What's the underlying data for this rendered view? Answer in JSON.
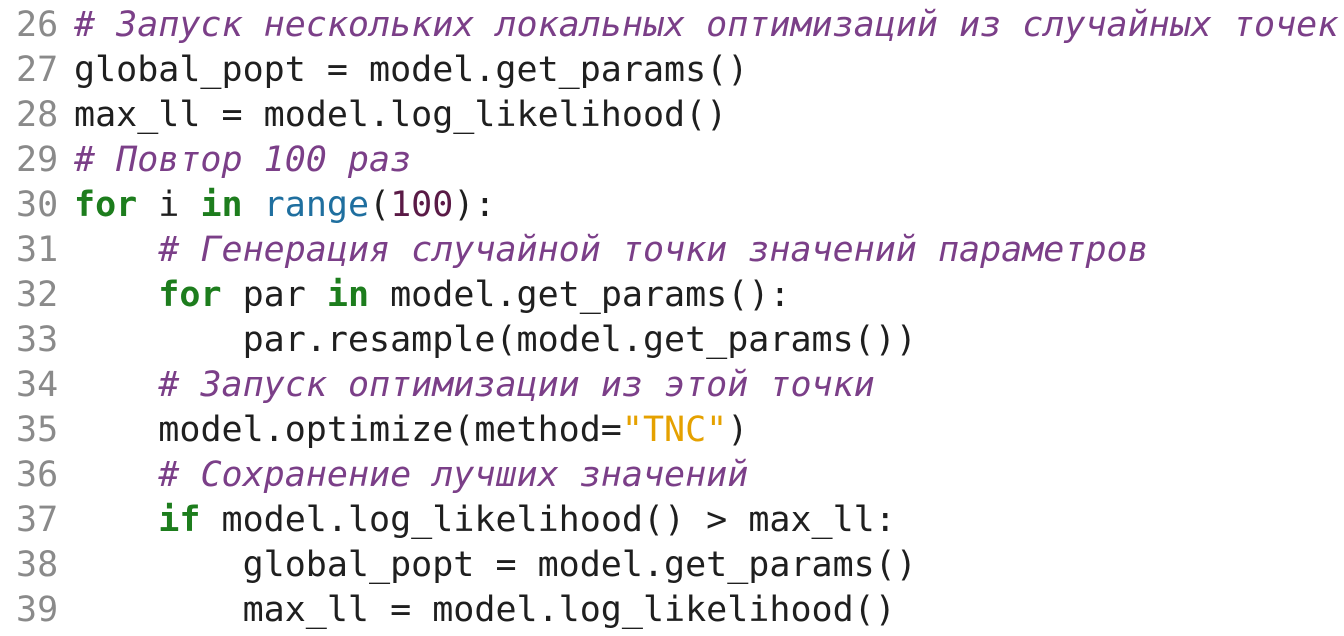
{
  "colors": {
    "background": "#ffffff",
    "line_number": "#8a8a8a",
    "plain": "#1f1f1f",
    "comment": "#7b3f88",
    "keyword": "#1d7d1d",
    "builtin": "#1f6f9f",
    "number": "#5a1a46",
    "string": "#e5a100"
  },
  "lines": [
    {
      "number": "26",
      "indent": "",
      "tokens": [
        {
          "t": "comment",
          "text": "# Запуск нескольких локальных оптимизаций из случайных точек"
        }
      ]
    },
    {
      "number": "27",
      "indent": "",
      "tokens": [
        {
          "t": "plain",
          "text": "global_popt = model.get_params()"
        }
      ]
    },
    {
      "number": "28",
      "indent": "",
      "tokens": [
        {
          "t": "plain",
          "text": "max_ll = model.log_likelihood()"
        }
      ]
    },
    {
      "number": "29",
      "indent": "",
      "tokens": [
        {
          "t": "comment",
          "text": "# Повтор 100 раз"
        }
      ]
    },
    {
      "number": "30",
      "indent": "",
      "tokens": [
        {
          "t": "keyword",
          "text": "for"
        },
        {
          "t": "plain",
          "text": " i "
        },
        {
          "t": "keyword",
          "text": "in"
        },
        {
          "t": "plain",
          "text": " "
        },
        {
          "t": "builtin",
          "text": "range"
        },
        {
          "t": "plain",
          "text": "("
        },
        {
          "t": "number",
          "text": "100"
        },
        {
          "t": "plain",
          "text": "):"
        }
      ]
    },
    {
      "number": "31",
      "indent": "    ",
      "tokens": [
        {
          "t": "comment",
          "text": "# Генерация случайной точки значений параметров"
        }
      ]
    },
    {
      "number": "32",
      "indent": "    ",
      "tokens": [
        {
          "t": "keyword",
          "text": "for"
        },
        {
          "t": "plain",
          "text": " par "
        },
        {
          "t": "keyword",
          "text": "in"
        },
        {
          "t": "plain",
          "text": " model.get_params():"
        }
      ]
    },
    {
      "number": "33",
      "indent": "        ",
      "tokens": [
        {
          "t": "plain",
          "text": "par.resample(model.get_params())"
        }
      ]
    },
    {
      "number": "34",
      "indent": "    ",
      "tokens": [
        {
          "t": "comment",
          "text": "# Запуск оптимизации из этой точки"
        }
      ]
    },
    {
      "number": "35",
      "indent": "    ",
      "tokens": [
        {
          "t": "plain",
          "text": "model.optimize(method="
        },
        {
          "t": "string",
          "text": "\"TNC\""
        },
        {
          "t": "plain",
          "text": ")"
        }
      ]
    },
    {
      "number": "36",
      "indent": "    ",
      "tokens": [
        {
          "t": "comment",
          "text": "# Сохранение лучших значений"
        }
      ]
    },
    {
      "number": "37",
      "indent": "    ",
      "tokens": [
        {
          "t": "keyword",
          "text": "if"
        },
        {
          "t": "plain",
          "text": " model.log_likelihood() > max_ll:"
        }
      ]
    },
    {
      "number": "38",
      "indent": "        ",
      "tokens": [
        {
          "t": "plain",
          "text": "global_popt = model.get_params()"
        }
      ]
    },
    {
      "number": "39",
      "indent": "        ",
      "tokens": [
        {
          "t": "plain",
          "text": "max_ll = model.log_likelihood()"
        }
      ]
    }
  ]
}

-*-

**Task prompt:**
From the data above, copy out every line with the string "значений" in it.

**Response to this exercise:**
          "text": "# Генерация случайной точки значений параметров"
          "text": "# Сохранение лучших значений"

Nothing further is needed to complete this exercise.